GIVEN INFORMATION »
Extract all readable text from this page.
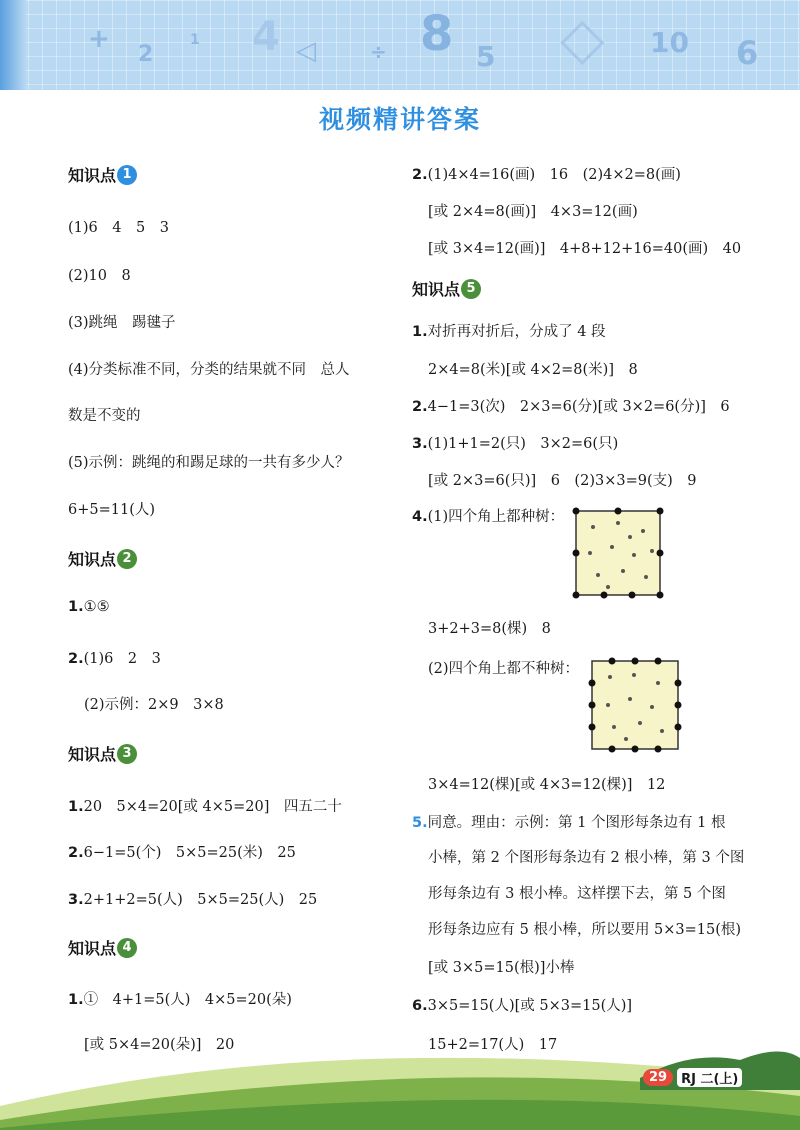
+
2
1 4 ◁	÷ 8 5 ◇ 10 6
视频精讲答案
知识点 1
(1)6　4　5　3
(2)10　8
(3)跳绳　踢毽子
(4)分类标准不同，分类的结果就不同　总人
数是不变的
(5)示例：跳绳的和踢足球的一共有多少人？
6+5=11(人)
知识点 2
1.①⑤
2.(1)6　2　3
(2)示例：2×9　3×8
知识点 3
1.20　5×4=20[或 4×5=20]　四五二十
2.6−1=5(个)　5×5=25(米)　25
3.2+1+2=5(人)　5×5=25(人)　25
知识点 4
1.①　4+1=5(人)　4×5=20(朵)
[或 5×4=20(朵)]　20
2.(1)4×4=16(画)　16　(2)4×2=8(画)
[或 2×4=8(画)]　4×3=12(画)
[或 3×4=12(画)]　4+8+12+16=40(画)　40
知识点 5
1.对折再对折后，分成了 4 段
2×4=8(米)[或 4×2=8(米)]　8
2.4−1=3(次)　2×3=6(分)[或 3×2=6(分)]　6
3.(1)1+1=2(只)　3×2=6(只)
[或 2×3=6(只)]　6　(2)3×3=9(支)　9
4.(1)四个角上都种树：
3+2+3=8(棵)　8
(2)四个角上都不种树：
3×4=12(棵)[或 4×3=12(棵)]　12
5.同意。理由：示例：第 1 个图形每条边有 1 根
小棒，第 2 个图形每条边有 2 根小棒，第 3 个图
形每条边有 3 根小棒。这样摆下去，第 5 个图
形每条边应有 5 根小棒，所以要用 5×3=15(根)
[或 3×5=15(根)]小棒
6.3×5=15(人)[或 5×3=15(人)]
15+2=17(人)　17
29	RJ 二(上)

DO THIS » Give the number of lines in the records above that contain the word "个图形每条边有". Reply with that number alone.

RESPONSE » 2